-- Begin EXERCISE MATERIAL --

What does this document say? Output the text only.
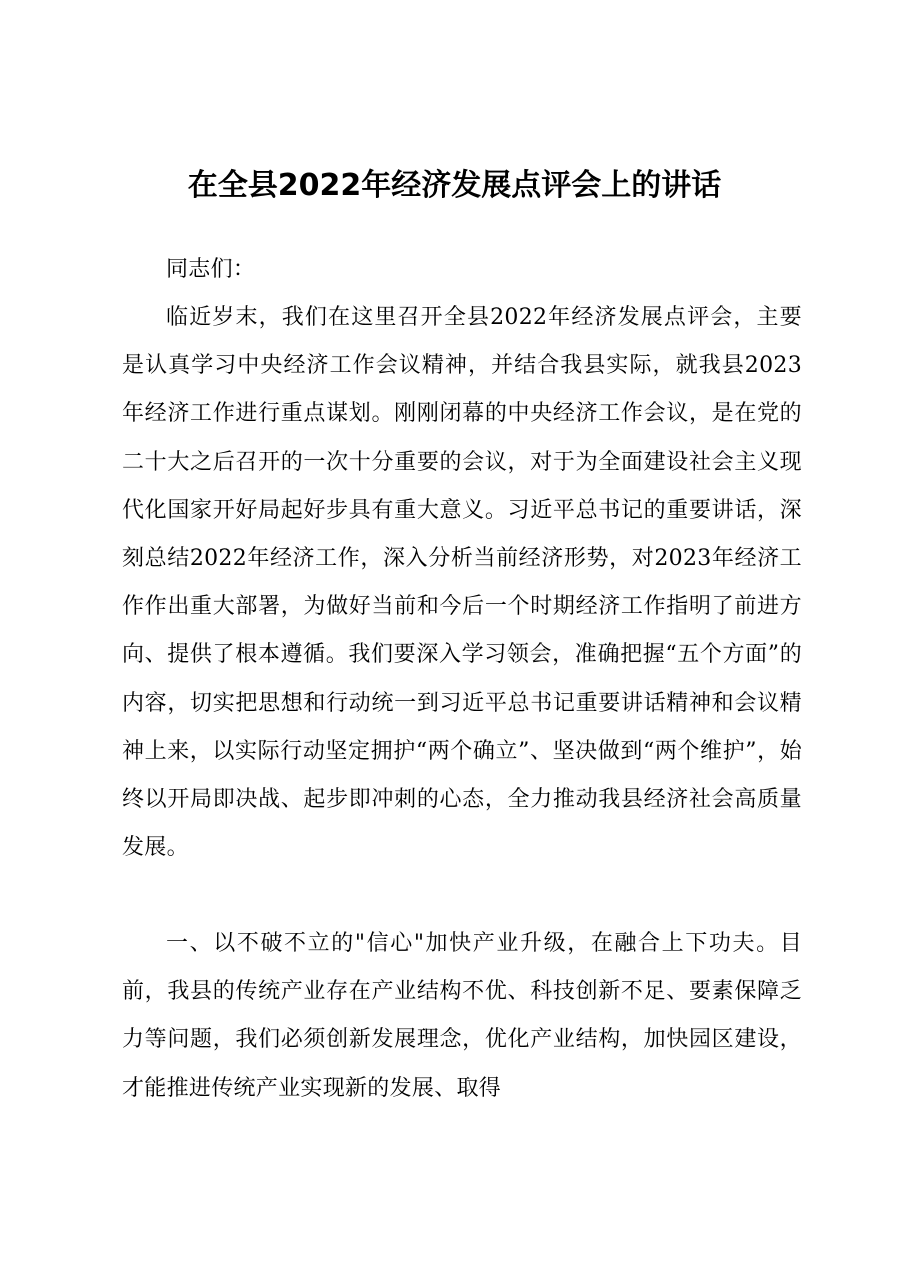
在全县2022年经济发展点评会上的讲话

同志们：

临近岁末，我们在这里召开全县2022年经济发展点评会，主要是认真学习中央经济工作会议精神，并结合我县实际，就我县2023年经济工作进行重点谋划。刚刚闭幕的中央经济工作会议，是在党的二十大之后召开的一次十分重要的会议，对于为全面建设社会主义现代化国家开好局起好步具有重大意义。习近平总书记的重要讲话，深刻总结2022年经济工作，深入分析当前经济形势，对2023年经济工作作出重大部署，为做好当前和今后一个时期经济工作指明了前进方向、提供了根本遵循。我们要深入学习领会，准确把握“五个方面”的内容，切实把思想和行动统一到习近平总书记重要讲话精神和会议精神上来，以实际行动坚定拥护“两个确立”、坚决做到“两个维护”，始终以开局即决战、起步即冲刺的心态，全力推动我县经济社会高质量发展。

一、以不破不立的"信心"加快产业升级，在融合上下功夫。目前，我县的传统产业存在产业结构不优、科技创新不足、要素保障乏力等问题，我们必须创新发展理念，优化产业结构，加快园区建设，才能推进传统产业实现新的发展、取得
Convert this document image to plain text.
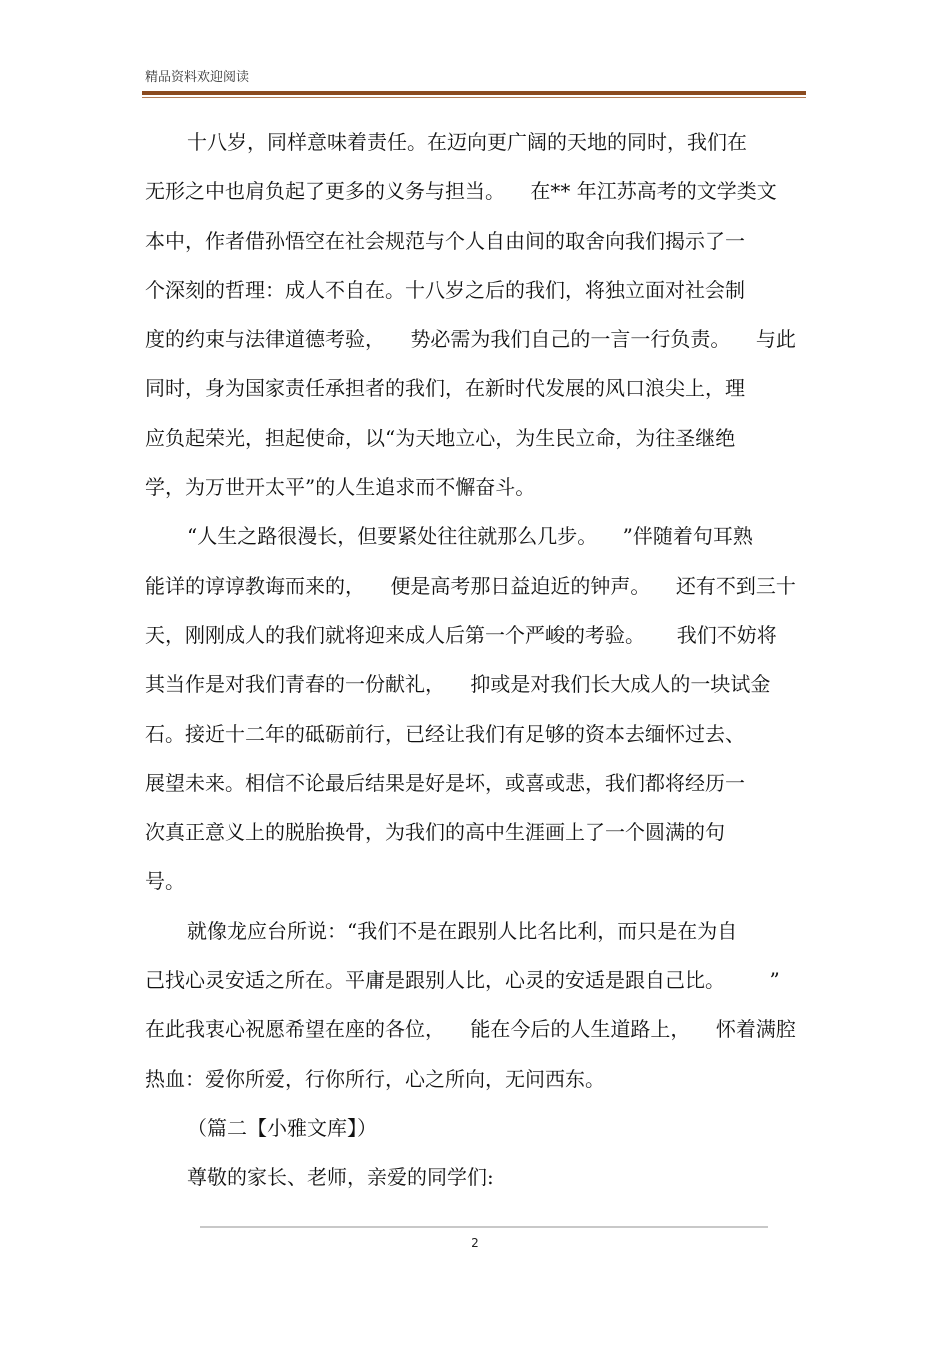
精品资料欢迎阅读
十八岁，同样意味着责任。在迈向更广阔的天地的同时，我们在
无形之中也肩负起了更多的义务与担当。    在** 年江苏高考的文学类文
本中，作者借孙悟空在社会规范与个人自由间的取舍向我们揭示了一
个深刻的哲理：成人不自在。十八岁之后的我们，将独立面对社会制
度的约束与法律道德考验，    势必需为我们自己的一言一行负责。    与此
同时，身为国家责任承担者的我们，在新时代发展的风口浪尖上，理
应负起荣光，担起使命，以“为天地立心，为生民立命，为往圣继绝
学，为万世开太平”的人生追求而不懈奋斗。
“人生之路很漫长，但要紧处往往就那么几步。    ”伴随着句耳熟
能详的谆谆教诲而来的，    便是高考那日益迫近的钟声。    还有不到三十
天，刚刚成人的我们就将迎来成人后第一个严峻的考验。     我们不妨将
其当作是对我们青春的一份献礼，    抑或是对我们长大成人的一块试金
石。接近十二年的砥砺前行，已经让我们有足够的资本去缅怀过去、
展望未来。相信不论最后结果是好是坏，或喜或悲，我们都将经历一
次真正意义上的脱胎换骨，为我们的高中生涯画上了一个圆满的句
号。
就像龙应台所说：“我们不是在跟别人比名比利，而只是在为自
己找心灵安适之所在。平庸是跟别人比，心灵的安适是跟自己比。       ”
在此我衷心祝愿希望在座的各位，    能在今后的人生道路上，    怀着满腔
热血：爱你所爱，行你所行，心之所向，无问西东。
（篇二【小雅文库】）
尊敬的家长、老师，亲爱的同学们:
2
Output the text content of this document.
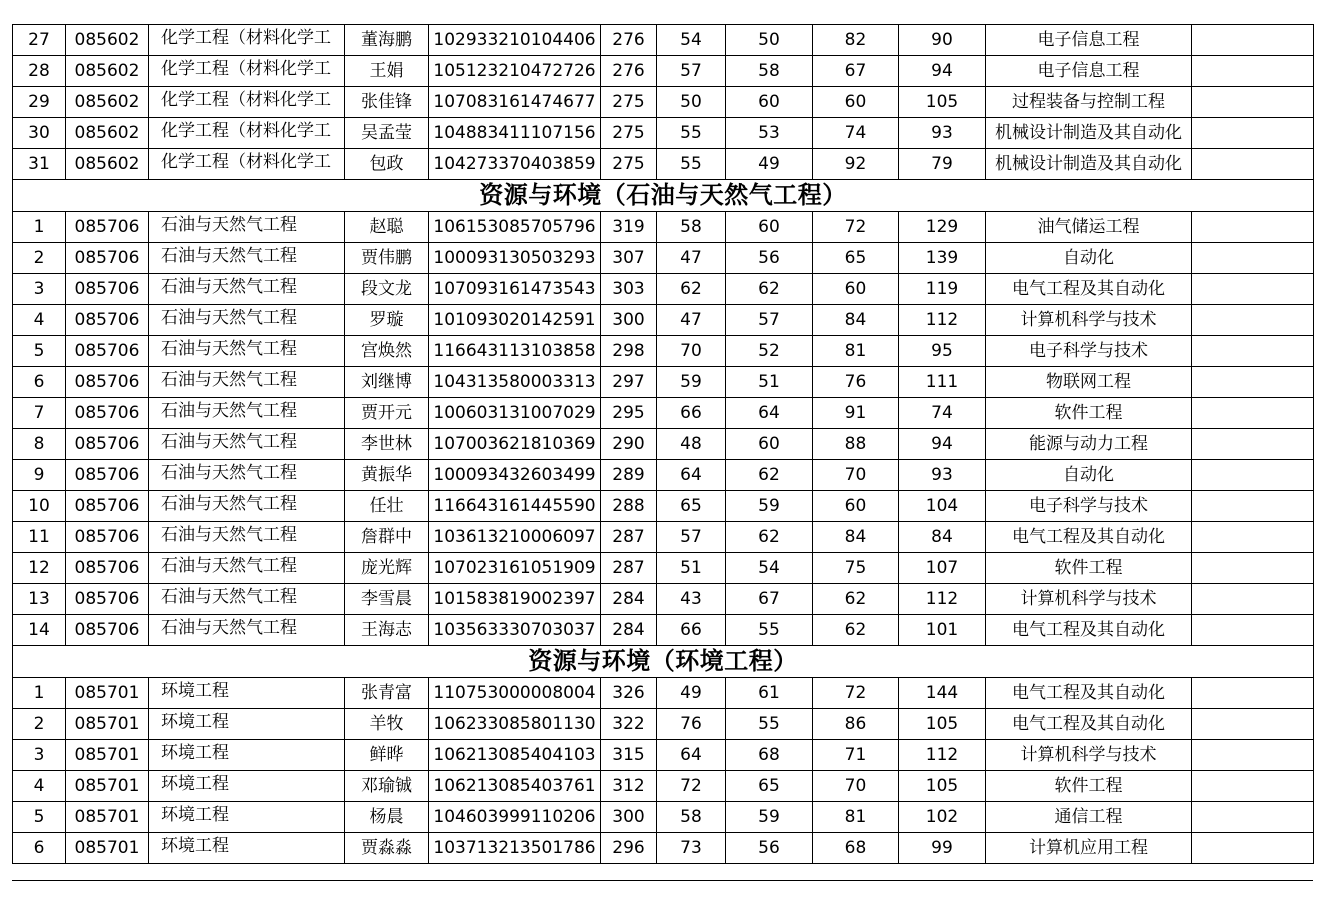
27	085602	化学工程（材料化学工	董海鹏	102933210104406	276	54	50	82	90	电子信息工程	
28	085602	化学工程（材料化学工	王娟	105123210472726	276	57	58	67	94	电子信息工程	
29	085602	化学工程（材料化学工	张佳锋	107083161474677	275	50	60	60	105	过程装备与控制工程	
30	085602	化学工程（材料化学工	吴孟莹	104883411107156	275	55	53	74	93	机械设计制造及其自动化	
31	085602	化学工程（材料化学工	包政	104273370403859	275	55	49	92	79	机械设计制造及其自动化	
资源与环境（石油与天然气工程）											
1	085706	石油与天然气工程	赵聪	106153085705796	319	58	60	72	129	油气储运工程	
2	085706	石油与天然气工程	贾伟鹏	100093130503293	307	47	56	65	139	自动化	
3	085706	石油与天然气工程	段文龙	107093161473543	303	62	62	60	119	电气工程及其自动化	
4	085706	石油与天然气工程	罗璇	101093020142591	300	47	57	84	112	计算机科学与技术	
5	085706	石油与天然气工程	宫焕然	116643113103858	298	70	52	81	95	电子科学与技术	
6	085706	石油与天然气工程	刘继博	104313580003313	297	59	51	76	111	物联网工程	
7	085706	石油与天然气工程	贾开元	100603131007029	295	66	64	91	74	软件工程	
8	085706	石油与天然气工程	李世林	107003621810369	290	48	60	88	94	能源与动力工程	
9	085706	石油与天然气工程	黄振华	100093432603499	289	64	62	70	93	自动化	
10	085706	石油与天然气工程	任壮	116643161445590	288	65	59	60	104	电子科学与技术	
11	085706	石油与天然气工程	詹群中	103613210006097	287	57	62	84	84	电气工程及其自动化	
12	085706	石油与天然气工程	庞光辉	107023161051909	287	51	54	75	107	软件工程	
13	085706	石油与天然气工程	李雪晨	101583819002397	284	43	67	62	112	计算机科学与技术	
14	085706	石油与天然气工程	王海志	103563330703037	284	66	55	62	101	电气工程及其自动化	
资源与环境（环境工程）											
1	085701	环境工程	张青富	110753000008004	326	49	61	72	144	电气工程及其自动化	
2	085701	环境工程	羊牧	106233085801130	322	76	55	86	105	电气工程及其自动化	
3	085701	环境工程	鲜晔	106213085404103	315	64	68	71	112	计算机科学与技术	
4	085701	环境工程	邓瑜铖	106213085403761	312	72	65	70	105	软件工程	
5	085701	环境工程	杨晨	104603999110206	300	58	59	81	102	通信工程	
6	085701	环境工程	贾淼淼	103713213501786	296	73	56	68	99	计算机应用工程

-- End EXERCISE MATERIAL --

* **DIRECTIONS**
Omit every picture, then repeat the remaining data exactly as it appears above.

* **CORRECT OUTPUT**
What does this document say? Output the text only.
在全县2022年经济发展点评会上的讲话

同志们：

临近岁末，我们在这里召开全县2022年经济发展点评会，主要是认真学习中央经济工作会议精神，并结合我县实际，就我县2023年经济工作进行重点谋划。刚刚闭幕的中央经济工作会议，是在党的二十大之后召开的一次十分重要的会议，对于为全面建设社会主义现代化国家开好局起好步具有重大意义。习近平总书记的重要讲话，深刻总结2022年经济工作，深入分析当前经济形势，对2023年经济工作作出重大部署，为做好当前和今后一个时期经济工作指明了前进方向、提供了根本遵循。我们要深入学习领会，准确把握“五个方面”的内容，切实把思想和行动统一到习近平总书记重要讲话精神和会议精神上来，以实际行动坚定拥护“两个确立”、坚决做到“两个维护”，始终以开局即决战、起步即冲刺的心态，全力推动我县经济社会高质量发展。

一、以不破不立的"信心"加快产业升级，在融合上下功夫。目前，我县的传统产业存在产业结构不优、科技创新不足、要素保障乏力等问题，我们必须创新发展理念，优化产业结构，加快园区建设，才能推进传统产业实现新的发展、取得
Convert this document image to plain text.
精品资料欢迎阅读
十八岁，同样意味着责任。在迈向更广阔的天地的同时，我们在
无形之中也肩负起了更多的义务与担当。    在** 年江苏高考的文学类文
本中，作者借孙悟空在社会规范与个人自由间的取舍向我们揭示了一
个深刻的哲理：成人不自在。十八岁之后的我们，将独立面对社会制
度的约束与法律道德考验，    势必需为我们自己的一言一行负责。    与此
同时，身为国家责任承担者的我们，在新时代发展的风口浪尖上，理
应负起荣光，担起使命，以“为天地立心，为生民立命，为往圣继绝
学，为万世开太平”的人生追求而不懈奋斗。
“人生之路很漫长，但要紧处往往就那么几步。    ”伴随着句耳熟
能详的谆谆教诲而来的，    便是高考那日益迫近的钟声。    还有不到三十
天，刚刚成人的我们就将迎来成人后第一个严峻的考验。     我们不妨将
其当作是对我们青春的一份献礼，    抑或是对我们长大成人的一块试金
石。接近十二年的砥砺前行，已经让我们有足够的资本去缅怀过去、
展望未来。相信不论最后结果是好是坏，或喜或悲，我们都将经历一
次真正意义上的脱胎换骨，为我们的高中生涯画上了一个圆满的句
号。
就像龙应台所说：“我们不是在跟别人比名比利，而只是在为自
己找心灵安适之所在。平庸是跟别人比，心灵的安适是跟自己比。       ”
在此我衷心祝愿希望在座的各位，    能在今后的人生道路上，    怀着满腔
热血：爱你所爱，行你所行，心之所向，无问西东。
（篇二【小雅文库】）
尊敬的家长、老师，亲爱的同学们:
2
Output the text content of this document.
27	085602	化学工程（材料化学工	董海鹏	102933210104406	276	54	50	82	90	电子信息工程	
28	085602	化学工程（材料化学工	王娟	105123210472726	276	57	58	67	94	电子信息工程	
29	085602	化学工程（材料化学工	张佳锋	107083161474677	275	50	60	60	105	过程装备与控制工程	
30	085602	化学工程（材料化学工	吴孟莹	104883411107156	275	55	53	74	93	机械设计制造及其自动化	
31	085602	化学工程（材料化学工	包政	104273370403859	275	55	49	92	79	机械设计制造及其自动化	
资源与环境（石油与天然气工程）											
1	085706	石油与天然气工程	赵聪	106153085705796	319	58	60	72	129	油气储运工程	
2	085706	石油与天然气工程	贾伟鹏	100093130503293	307	47	56	65	139	自动化	
3	085706	石油与天然气工程	段文龙	107093161473543	303	62	62	60	119	电气工程及其自动化	
4	085706	石油与天然气工程	罗璇	101093020142591	300	47	57	84	112	计算机科学与技术	
5	085706	石油与天然气工程	宫焕然	116643113103858	298	70	52	81	95	电子科学与技术	
6	085706	石油与天然气工程	刘继博	104313580003313	297	59	51	76	111	物联网工程	
7	085706	石油与天然气工程	贾开元	100603131007029	295	66	64	91	74	软件工程	
8	085706	石油与天然气工程	李世林	107003621810369	290	48	60	88	94	能源与动力工程	
9	085706	石油与天然气工程	黄振华	100093432603499	289	64	62	70	93	自动化	
10	085706	石油与天然气工程	任壮	116643161445590	288	65	59	60	104	电子科学与技术	
11	085706	石油与天然气工程	詹群中	103613210006097	287	57	62	84	84	电气工程及其自动化	
12	085706	石油与天然气工程	庞光辉	107023161051909	287	51	54	75	107	软件工程	
13	085706	石油与天然气工程	李雪晨	101583819002397	284	43	67	62	112	计算机科学与技术	
14	085706	石油与天然气工程	王海志	103563330703037	284	66	55	62	101	电气工程及其自动化	
资源与环境（环境工程）											
1	085701	环境工程	张青富	110753000008004	326	49	61	72	144	电气工程及其自动化	
2	085701	环境工程	羊牧	106233085801130	322	76	55	86	105	电气工程及其自动化	
3	085701	环境工程	鲜晔	106213085404103	315	64	68	71	112	计算机科学与技术	
4	085701	环境工程	邓瑜铖	106213085403761	312	72	65	70	105	软件工程	
5	085701	环境工程	杨晨	104603999110206	300	58	59	81	102	通信工程	
6	085701	环境工程	贾淼淼	103713213501786	296	73	56	68	99	计算机应用工程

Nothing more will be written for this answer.